[Saved data entries]

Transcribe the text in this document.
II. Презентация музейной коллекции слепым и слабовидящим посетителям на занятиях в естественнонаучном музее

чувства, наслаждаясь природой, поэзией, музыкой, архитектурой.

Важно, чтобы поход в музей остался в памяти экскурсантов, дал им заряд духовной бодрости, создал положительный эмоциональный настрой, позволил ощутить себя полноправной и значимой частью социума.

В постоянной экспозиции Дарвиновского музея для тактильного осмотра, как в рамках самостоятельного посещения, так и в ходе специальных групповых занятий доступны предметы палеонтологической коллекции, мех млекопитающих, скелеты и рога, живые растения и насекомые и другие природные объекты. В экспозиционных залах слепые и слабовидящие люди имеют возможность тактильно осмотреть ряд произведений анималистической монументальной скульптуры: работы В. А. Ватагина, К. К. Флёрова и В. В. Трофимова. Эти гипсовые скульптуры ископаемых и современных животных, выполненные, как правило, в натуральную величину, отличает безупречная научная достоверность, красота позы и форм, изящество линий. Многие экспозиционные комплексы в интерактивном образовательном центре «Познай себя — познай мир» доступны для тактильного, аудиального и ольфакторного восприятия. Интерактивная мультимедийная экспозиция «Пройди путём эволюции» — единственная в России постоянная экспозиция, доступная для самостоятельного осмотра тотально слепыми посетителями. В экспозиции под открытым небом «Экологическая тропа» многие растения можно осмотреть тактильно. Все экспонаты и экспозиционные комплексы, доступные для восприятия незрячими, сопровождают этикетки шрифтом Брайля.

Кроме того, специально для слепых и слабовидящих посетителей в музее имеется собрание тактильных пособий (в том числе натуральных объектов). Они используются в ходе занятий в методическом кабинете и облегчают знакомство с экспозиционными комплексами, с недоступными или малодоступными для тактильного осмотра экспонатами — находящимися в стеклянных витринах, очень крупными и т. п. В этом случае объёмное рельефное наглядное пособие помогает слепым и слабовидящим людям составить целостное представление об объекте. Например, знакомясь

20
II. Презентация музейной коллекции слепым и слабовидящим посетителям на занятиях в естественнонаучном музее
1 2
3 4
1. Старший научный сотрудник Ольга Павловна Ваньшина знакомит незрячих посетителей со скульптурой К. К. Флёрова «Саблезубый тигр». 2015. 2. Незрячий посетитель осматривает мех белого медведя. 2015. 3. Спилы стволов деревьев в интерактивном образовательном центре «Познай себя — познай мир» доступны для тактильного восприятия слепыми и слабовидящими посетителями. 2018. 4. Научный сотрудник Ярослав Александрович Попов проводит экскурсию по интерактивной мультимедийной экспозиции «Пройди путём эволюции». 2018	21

[PROBLEM TO SOLVE]
Take the entries above and transcribe them in full.

[ANSWER TO THE EXERCISE]
Transcribe the text in this document.
II. Презентация музейной коллекции слепым и слабовидящим посетителям на занятиях в естественнонаучном музее

чувства, наслаждаясь природой, поэзией, музыкой, архитектурой.

Важно, чтобы поход в музей остался в памяти экскурсантов, дал им заряд духовной бодрости, создал положительный эмоциональный настрой, позволил ощутить себя полноправной и значимой частью социума.

В постоянной экспозиции Дарвиновского музея для тактильного осмотра, как в рамках самостоятельного посещения, так и в ходе специальных групповых занятий доступны предметы палеонтологической коллекции, мех млекопитающих, скелеты и рога, живые растения и насекомые и другие природные объекты. В экспозиционных залах слепые и слабовидящие люди имеют возможность тактильно осмотреть ряд произведений анималистической монументальной скульптуры: работы В. А. Ватагина, К. К. Флёрова и В. В. Трофимова. Эти гипсовые скульптуры ископаемых и современных животных, выполненные, как правило, в натуральную величину, отличает безупречная научная достоверность, красота позы и форм, изящество линий. Многие экспозиционные комплексы в интерактивном образовательном центре «Познай себя — познай мир» доступны для тактильного, аудиального и ольфакторного восприятия. Интерактивная мультимедийная экспозиция «Пройди путём эволюции» — единственная в России постоянная экспозиция, доступная для самостоятельного осмотра тотально слепыми посетителями. В экспозиции под открытым небом «Экологическая тропа» многие растения можно осмотреть тактильно. Все экспонаты и экспозиционные комплексы, доступные для восприятия незрячими, сопровождают этикетки шрифтом Брайля.

Кроме того, специально для слепых и слабовидящих посетителей в музее имеется собрание тактильных пособий (в том числе натуральных объектов). Они используются в ходе занятий в методическом кабинете и облегчают знакомство с экспозиционными комплексами, с недоступными или малодоступными для тактильного осмотра экспонатами — находящимися в стеклянных витринах, очень крупными и т. п. В этом случае объёмное рельефное наглядное пособие помогает слепым и слабовидящим людям составить целостное представление об объекте. Например, знакомясь

20
II. Презентация музейной коллекции слепым и слабовидящим посетителям на занятиях в естественнонаучном музее
1 2
3 4
1. Старший научный сотрудник Ольга Павловна Ваньшина знакомит незрячих посетителей со скульптурой К. К. Флёрова «Саблезубый тигр». 2015. 2. Незрячий посетитель осматривает мех белого медведя. 2015. 3. Спилы стволов деревьев в интерактивном образовательном центре «Познай себя — познай мир» доступны для тактильного восприятия слепыми и слабовидящими посетителями. 2018. 4. Научный сотрудник Ярослав Александрович Попов проводит экскурсию по интерактивной мультимедийной экспозиции «Пройди путём эволюции». 2018	21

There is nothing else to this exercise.